**TO BE DONE**
Give every line below again, exactly.

==== PROVIDED ENTRIES ====

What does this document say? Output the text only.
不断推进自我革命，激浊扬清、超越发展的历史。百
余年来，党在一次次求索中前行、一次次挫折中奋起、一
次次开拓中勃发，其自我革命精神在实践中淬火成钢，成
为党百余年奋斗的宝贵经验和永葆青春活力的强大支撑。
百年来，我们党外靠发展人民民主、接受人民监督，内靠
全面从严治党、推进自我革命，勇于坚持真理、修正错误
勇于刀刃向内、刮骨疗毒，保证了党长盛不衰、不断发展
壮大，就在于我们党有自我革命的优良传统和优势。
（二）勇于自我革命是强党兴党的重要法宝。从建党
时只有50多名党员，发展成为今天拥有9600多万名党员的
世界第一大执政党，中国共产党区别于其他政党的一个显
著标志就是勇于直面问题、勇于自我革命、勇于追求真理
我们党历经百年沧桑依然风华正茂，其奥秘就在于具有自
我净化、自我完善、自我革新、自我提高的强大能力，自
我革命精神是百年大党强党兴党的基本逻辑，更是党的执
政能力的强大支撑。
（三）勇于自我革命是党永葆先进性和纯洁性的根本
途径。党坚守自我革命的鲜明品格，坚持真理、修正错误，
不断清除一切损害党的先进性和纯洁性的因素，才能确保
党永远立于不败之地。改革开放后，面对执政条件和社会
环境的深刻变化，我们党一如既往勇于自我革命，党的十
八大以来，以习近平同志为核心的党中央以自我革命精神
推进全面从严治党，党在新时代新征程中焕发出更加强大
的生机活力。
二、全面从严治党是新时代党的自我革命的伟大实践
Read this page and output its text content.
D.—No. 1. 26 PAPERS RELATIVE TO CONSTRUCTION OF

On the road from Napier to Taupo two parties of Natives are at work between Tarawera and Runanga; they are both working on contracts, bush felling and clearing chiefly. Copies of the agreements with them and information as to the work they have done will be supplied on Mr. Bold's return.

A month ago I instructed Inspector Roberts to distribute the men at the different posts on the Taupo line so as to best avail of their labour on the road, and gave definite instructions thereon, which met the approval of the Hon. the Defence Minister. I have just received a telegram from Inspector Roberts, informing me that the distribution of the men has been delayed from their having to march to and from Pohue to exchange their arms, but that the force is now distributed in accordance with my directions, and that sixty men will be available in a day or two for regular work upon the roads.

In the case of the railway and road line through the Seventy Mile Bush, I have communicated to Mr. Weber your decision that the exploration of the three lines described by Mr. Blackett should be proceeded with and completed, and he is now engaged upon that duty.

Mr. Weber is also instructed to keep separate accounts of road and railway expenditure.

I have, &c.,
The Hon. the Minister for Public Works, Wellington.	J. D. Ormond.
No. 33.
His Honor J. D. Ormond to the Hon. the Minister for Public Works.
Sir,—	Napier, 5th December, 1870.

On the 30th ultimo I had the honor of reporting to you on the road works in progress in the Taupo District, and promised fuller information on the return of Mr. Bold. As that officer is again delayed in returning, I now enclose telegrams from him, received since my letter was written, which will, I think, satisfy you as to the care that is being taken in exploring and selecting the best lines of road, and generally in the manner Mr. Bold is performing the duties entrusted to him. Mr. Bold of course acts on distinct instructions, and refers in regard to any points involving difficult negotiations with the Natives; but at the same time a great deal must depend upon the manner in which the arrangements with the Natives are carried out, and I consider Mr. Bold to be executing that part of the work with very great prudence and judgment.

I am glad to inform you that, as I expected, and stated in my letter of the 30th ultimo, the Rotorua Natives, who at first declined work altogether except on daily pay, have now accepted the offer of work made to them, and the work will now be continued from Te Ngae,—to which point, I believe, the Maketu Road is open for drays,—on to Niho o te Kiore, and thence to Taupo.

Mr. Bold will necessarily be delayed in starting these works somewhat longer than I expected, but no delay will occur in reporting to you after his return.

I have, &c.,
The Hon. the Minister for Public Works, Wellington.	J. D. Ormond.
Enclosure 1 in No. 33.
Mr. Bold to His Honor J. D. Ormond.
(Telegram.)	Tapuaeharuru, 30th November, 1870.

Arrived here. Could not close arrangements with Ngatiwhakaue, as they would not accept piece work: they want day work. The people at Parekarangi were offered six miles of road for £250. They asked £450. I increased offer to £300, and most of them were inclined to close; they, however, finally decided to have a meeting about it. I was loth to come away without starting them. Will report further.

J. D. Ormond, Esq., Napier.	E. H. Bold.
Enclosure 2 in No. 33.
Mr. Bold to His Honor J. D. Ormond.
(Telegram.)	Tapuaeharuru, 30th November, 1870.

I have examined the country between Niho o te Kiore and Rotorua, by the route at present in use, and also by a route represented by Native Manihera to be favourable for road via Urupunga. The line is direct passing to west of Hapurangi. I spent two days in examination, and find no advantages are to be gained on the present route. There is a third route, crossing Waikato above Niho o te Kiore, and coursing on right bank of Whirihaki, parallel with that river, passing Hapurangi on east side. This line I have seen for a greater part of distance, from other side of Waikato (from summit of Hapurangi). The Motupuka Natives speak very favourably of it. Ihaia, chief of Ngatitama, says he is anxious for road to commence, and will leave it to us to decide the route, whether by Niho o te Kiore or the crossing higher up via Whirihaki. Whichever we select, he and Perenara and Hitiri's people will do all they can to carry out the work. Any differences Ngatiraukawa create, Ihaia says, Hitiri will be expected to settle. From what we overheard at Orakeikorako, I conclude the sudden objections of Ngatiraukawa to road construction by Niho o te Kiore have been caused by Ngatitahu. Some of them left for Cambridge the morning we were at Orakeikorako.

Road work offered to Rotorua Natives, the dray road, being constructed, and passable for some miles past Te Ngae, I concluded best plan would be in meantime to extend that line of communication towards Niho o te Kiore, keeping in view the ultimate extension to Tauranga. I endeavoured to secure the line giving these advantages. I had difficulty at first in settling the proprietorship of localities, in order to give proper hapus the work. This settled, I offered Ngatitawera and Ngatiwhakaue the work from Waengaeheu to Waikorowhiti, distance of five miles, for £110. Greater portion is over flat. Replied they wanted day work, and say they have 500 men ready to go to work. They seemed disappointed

====

**RESULT OF THIS TASK**
What does this document say? Output the text only.
不断推进自我革命，激浊扬清、超越发展的历史。百
余年来，党在一次次求索中前行、一次次挫折中奋起、一
次次开拓中勃发，其自我革命精神在实践中淬火成钢，成
为党百余年奋斗的宝贵经验和永葆青春活力的强大支撑。
百年来，我们党外靠发展人民民主、接受人民监督，内靠
全面从严治党、推进自我革命，勇于坚持真理、修正错误
勇于刀刃向内、刮骨疗毒，保证了党长盛不衰、不断发展
壮大，就在于我们党有自我革命的优良传统和优势。
（二）勇于自我革命是强党兴党的重要法宝。从建党
时只有50多名党员，发展成为今天拥有9600多万名党员的
世界第一大执政党，中国共产党区别于其他政党的一个显
著标志就是勇于直面问题、勇于自我革命、勇于追求真理
我们党历经百年沧桑依然风华正茂，其奥秘就在于具有自
我净化、自我完善、自我革新、自我提高的强大能力，自
我革命精神是百年大党强党兴党的基本逻辑，更是党的执
政能力的强大支撑。
（三）勇于自我革命是党永葆先进性和纯洁性的根本
途径。党坚守自我革命的鲜明品格，坚持真理、修正错误，
不断清除一切损害党的先进性和纯洁性的因素，才能确保
党永远立于不败之地。改革开放后，面对执政条件和社会
环境的深刻变化，我们党一如既往勇于自我革命，党的十
八大以来，以习近平同志为核心的党中央以自我革命精神
推进全面从严治党，党在新时代新征程中焕发出更加强大
的生机活力。
二、全面从严治党是新时代党的自我革命的伟大实践
Read this page and output its text content.
D.—No. 1. 26 PAPERS RELATIVE TO CONSTRUCTION OF

On the road from Napier to Taupo two parties of Natives are at work between Tarawera and Runanga; they are both working on contracts, bush felling and clearing chiefly. Copies of the agreements with them and information as to the work they have done will be supplied on Mr. Bold's return.

A month ago I instructed Inspector Roberts to distribute the men at the different posts on the Taupo line so as to best avail of their labour on the road, and gave definite instructions thereon, which met the approval of the Hon. the Defence Minister. I have just received a telegram from Inspector Roberts, informing me that the distribution of the men has been delayed from their having to march to and from Pohue to exchange their arms, but that the force is now distributed in accordance with my directions, and that sixty men will be available in a day or two for regular work upon the roads.

In the case of the railway and road line through the Seventy Mile Bush, I have communicated to Mr. Weber your decision that the exploration of the three lines described by Mr. Blackett should be proceeded with and completed, and he is now engaged upon that duty.

Mr. Weber is also instructed to keep separate accounts of road and railway expenditure.

I have, &c.,
The Hon. the Minister for Public Works, Wellington.	J. D. Ormond.
No. 33.
His Honor J. D. Ormond to the Hon. the Minister for Public Works.
Sir,—	Napier, 5th December, 1870.

On the 30th ultimo I had the honor of reporting to you on the road works in progress in the Taupo District, and promised fuller information on the return of Mr. Bold. As that officer is again delayed in returning, I now enclose telegrams from him, received since my letter was written, which will, I think, satisfy you as to the care that is being taken in exploring and selecting the best lines of road, and generally in the manner Mr. Bold is performing the duties entrusted to him. Mr. Bold of course acts on distinct instructions, and refers in regard to any points involving difficult negotiations with the Natives; but at the same time a great deal must depend upon the manner in which the arrangements with the Natives are carried out, and I consider Mr. Bold to be executing that part of the work with very great prudence and judgment.

I am glad to inform you that, as I expected, and stated in my letter of the 30th ultimo, the Rotorua Natives, who at first declined work altogether except on daily pay, have now accepted the offer of work made to them, and the work will now be continued from Te Ngae,—to which point, I believe, the Maketu Road is open for drays,—on to Niho o te Kiore, and thence to Taupo.

Mr. Bold will necessarily be delayed in starting these works somewhat longer than I expected, but no delay will occur in reporting to you after his return.

I have, &c.,
The Hon. the Minister for Public Works, Wellington.	J. D. Ormond.
Enclosure 1 in No. 33.
Mr. Bold to His Honor J. D. Ormond.
(Telegram.)	Tapuaeharuru, 30th November, 1870.

Arrived here. Could not close arrangements with Ngatiwhakaue, as they would not accept piece work: they want day work. The people at Parekarangi were offered six miles of road for £250. They asked £450. I increased offer to £300, and most of them were inclined to close; they, however, finally decided to have a meeting about it. I was loth to come away without starting them. Will report further.

J. D. Ormond, Esq., Napier.	E. H. Bold.
Enclosure 2 in No. 33.
Mr. Bold to His Honor J. D. Ormond.
(Telegram.)	Tapuaeharuru, 30th November, 1870.

I have examined the country between Niho o te Kiore and Rotorua, by the route at present in use, and also by a route represented by Native Manihera to be favourable for road via Urupunga. The line is direct passing to west of Hapurangi. I spent two days in examination, and find no advantages are to be gained on the present route. There is a third route, crossing Waikato above Niho o te Kiore, and coursing on right bank of Whirihaki, parallel with that river, passing Hapurangi on east side. This line I have seen for a greater part of distance, from other side of Waikato (from summit of Hapurangi). The Motupuka Natives speak very favourably of it. Ihaia, chief of Ngatitama, says he is anxious for road to commence, and will leave it to us to decide the route, whether by Niho o te Kiore or the crossing higher up via Whirihaki. Whichever we select, he and Perenara and Hitiri's people will do all they can to carry out the work. Any differences Ngatiraukawa create, Ihaia says, Hitiri will be expected to settle. From what we overheard at Orakeikorako, I conclude the sudden objections of Ngatiraukawa to road construction by Niho o te Kiore have been caused by Ngatitahu. Some of them left for Cambridge the morning we were at Orakeikorako.

Road work offered to Rotorua Natives, the dray road, being constructed, and passable for some miles past Te Ngae, I concluded best plan would be in meantime to extend that line of communication towards Niho o te Kiore, keeping in view the ultimate extension to Tauranga. I endeavoured to secure the line giving these advantages. I had difficulty at first in settling the proprietorship of localities, in order to give proper hapus the work. This settled, I offered Ngatitawera and Ngatiwhakaue the work from Waengaeheu to Waikorowhiti, distance of five miles, for £110. Greater portion is over flat. Replied they wanted day work, and say they have 500 men ready to go to work. They seemed disappointed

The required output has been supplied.